──────── Entries shown

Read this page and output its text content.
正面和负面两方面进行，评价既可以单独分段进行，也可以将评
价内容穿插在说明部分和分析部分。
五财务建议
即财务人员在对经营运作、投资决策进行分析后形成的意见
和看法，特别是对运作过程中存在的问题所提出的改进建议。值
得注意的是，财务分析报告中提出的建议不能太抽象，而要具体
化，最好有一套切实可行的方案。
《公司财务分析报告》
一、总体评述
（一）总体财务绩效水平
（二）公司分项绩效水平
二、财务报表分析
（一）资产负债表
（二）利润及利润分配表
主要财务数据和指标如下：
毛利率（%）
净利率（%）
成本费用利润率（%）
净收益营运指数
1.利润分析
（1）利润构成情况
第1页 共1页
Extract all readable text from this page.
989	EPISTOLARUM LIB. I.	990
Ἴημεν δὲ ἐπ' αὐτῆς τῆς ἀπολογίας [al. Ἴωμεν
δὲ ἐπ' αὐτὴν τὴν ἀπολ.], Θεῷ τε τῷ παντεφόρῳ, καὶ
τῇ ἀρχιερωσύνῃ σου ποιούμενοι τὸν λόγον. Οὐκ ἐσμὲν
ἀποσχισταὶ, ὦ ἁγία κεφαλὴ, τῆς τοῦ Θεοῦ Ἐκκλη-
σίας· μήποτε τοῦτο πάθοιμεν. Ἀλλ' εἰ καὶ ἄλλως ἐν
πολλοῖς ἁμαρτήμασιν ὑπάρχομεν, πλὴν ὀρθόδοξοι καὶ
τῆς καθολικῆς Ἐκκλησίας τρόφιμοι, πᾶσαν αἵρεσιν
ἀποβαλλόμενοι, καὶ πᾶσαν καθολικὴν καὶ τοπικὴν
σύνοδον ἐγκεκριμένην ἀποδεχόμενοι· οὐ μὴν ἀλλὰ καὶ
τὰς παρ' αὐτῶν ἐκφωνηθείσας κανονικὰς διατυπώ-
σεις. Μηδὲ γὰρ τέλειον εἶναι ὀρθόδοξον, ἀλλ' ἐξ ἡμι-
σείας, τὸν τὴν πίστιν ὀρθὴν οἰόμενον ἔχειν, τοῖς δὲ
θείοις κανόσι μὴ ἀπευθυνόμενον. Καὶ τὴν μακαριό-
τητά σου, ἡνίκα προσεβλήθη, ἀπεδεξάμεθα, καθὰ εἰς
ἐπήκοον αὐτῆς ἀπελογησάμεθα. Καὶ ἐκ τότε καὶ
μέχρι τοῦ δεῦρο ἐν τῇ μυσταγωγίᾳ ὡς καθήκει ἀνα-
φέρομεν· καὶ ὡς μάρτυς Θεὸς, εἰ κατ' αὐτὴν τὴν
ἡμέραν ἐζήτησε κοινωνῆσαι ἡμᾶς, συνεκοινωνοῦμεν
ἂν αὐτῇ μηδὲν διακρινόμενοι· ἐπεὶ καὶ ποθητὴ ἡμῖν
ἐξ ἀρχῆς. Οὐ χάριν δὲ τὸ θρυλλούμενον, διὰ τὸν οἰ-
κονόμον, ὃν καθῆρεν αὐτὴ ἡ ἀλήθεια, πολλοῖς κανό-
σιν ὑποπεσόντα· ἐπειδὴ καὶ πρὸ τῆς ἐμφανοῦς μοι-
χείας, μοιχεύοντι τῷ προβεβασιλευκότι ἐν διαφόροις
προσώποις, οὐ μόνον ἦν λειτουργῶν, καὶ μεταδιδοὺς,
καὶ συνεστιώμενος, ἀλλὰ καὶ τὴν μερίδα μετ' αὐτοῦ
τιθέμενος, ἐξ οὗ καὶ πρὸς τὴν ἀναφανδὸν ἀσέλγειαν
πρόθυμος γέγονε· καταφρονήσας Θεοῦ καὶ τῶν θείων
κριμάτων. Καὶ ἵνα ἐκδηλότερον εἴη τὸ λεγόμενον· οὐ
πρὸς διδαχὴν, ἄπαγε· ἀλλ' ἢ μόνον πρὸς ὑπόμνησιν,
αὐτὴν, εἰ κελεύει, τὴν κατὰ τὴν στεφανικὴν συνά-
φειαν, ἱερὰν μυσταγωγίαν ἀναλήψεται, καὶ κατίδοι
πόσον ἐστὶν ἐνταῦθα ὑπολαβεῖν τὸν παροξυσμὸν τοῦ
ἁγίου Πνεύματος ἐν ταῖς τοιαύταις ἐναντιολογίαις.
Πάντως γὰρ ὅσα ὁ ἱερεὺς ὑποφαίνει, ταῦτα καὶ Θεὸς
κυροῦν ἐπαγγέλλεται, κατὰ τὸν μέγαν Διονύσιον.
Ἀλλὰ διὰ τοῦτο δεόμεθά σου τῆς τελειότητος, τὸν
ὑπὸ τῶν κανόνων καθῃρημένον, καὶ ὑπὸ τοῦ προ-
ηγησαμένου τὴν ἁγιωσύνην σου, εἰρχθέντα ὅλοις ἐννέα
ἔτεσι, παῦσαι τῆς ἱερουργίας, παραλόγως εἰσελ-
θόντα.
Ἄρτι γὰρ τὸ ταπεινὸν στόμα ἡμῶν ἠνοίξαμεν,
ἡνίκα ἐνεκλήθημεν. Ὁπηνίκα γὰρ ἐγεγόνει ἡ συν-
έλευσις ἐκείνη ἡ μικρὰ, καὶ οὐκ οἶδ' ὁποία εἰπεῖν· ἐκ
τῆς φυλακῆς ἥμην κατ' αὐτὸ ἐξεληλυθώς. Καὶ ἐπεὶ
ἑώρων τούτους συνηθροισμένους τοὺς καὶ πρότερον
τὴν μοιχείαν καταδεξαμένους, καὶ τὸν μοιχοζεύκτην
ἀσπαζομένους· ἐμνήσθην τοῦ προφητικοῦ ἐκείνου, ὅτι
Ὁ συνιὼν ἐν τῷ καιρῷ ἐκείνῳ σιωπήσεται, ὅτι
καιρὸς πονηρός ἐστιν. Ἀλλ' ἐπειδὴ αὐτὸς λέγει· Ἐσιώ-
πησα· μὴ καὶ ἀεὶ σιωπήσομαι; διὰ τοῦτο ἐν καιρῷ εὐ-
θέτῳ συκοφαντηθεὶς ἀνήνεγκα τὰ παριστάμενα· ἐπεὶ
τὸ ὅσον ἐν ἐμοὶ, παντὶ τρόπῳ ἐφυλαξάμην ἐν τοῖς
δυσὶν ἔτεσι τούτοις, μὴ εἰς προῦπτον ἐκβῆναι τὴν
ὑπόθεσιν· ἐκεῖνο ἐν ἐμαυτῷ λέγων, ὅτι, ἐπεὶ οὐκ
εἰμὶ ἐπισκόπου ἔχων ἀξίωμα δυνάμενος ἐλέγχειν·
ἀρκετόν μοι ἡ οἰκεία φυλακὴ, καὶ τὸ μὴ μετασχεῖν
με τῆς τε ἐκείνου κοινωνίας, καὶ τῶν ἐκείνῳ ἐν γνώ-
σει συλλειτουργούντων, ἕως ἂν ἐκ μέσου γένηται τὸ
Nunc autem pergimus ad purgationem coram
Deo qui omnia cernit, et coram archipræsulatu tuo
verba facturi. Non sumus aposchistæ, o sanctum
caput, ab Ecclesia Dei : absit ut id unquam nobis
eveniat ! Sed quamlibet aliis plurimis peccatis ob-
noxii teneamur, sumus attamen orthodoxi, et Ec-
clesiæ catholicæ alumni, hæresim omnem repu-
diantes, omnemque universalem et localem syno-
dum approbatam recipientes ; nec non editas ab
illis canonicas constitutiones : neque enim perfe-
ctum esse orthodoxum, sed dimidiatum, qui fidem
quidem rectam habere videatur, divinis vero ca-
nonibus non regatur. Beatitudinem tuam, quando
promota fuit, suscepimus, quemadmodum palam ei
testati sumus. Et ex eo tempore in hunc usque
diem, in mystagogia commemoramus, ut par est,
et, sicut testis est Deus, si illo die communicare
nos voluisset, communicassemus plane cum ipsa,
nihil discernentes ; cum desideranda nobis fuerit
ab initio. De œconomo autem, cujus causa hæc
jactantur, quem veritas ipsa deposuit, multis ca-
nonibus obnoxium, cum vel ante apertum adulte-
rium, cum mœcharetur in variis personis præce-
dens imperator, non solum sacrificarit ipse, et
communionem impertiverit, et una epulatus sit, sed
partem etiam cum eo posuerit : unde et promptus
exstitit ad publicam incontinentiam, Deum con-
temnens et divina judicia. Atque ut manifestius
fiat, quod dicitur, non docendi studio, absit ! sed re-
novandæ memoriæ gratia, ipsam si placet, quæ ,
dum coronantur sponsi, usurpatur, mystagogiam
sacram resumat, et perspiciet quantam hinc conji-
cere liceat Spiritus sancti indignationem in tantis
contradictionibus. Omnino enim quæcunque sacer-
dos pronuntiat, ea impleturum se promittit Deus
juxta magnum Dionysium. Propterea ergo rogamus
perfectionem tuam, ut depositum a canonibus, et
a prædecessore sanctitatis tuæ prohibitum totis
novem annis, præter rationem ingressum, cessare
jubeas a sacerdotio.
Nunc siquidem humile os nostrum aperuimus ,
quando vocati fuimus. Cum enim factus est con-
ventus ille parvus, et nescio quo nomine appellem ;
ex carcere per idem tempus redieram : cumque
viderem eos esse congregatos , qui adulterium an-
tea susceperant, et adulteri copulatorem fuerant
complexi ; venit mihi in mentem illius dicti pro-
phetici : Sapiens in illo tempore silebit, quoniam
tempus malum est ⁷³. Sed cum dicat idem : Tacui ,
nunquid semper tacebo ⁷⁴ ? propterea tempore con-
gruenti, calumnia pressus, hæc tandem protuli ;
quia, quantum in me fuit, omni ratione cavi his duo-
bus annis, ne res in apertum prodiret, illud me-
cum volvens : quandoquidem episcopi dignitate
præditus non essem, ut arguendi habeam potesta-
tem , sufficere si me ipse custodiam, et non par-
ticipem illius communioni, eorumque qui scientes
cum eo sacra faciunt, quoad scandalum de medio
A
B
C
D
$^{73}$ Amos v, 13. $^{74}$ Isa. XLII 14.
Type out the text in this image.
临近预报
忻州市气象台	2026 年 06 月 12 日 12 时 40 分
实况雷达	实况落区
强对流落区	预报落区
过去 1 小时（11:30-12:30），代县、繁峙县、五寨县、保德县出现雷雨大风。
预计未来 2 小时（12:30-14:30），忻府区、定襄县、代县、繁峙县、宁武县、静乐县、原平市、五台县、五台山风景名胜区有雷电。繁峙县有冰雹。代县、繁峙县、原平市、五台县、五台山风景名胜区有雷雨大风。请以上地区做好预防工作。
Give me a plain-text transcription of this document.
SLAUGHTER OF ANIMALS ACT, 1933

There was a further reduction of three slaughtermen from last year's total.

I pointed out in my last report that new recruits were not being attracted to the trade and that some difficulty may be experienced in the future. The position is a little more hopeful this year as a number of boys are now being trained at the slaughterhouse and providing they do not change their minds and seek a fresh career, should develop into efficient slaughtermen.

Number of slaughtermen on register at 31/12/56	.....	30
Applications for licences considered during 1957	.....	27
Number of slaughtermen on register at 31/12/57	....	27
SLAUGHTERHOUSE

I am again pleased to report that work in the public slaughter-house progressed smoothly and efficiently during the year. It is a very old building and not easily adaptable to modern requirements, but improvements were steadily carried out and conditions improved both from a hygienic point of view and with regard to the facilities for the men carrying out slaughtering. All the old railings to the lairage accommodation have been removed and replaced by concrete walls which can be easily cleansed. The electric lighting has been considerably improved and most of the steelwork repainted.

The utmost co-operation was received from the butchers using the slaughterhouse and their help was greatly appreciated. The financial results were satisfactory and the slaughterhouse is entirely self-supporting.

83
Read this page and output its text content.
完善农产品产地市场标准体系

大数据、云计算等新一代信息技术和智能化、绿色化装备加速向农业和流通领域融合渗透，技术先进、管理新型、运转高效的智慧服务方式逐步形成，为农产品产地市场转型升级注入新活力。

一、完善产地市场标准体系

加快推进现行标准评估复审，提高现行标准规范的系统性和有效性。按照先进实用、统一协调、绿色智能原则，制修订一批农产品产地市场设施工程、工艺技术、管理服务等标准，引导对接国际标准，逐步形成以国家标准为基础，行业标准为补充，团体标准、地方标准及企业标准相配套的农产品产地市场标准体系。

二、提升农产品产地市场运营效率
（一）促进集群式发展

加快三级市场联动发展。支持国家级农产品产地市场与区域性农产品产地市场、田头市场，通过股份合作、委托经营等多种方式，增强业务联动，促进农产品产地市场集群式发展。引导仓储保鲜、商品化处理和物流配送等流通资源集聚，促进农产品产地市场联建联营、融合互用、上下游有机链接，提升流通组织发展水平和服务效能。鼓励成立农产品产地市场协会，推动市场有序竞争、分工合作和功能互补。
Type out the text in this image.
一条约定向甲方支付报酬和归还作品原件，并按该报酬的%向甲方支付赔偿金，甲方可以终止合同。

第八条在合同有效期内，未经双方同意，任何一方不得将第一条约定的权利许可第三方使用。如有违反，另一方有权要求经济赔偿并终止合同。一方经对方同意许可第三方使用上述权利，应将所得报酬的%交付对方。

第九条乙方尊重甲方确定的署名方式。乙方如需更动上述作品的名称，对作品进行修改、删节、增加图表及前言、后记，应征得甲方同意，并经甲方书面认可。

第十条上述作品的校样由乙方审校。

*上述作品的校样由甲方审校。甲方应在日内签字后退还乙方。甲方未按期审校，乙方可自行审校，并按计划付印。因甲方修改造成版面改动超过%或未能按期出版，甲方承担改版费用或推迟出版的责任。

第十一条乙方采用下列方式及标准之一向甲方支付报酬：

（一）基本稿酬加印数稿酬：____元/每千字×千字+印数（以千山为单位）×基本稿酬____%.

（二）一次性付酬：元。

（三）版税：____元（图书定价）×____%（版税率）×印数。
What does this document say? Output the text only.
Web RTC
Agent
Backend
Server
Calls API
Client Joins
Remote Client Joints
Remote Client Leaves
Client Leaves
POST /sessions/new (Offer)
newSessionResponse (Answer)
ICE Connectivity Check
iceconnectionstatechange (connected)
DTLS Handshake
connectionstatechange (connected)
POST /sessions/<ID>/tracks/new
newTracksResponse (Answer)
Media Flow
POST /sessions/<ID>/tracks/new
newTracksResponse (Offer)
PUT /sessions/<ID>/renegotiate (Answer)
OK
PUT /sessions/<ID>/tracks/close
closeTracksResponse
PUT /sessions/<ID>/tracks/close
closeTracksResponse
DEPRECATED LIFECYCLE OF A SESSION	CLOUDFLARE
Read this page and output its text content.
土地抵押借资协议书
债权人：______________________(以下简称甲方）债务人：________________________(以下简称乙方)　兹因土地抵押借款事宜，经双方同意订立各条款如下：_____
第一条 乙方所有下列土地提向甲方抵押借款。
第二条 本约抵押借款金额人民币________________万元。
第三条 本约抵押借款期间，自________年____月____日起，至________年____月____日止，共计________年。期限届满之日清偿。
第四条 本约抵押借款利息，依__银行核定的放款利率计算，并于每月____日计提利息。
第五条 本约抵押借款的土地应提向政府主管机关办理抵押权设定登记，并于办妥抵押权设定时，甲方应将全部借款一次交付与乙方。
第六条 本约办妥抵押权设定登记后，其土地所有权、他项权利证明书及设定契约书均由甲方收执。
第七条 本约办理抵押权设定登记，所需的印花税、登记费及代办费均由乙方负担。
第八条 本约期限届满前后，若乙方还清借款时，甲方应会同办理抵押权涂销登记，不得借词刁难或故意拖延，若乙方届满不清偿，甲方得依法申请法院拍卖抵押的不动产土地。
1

────────────────

__Objective__. Examine the entries and report how many of their lines contain the string "τοῦτο", giving no more than the number.

__Response to this task__. 3